Stated exercise:
The data below needs to be returned exactly, line for line.

Record excerpts:
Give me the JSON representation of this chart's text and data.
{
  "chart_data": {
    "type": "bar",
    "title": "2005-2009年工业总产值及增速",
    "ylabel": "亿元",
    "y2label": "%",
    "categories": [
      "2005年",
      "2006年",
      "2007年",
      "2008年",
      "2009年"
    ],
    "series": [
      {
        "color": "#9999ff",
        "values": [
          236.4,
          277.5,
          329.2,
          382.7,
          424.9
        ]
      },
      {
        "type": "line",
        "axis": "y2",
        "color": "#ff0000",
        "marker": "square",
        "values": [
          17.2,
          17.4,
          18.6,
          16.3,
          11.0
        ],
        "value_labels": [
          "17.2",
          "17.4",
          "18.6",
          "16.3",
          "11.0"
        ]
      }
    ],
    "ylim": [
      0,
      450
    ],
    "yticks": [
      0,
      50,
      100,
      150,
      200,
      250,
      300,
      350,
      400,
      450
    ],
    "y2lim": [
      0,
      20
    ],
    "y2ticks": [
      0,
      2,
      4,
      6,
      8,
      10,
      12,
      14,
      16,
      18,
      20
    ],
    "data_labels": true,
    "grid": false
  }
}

Answer to this exercise:
Give me the JSON representation of this chart's text and data.
{
  "chart_data": {
    "type": "bar",
    "title": "2005-2009年工业总产值及增速",
    "ylabel": "亿元",
    "y2label": "%",
    "categories": [
      "2005年",
      "2006年",
      "2007年",
      "2008年",
      "2009年"
    ],
    "series": [
      {
        "color": "#9999ff",
        "values": [
          236.4,
          277.5,
          329.2,
          382.7,
          424.9
        ]
      },
      {
        "type": "line",
        "axis": "y2",
        "color": "#ff0000",
        "marker": "square",
        "values": [
          17.2,
          17.4,
          18.6,
          16.3,
          11.0
        ],
        "value_labels": [
          "17.2",
          "17.4",
          "18.6",
          "16.3",
          "11.0"
        ]
      }
    ],
    "ylim": [
      0,
      450
    ],
    "yticks": [
      0,
      50,
      100,
      150,
      200,
      250,
      300,
      350,
      400,
      450
    ],
    "y2lim": [
      0,
      20
    ],
    "y2ticks": [
      0,
      2,
      4,
      6,
      8,
      10,
      12,
      14,
      16,
      18,
      20
    ],
    "data_labels": true,
    "grid": false
  }
}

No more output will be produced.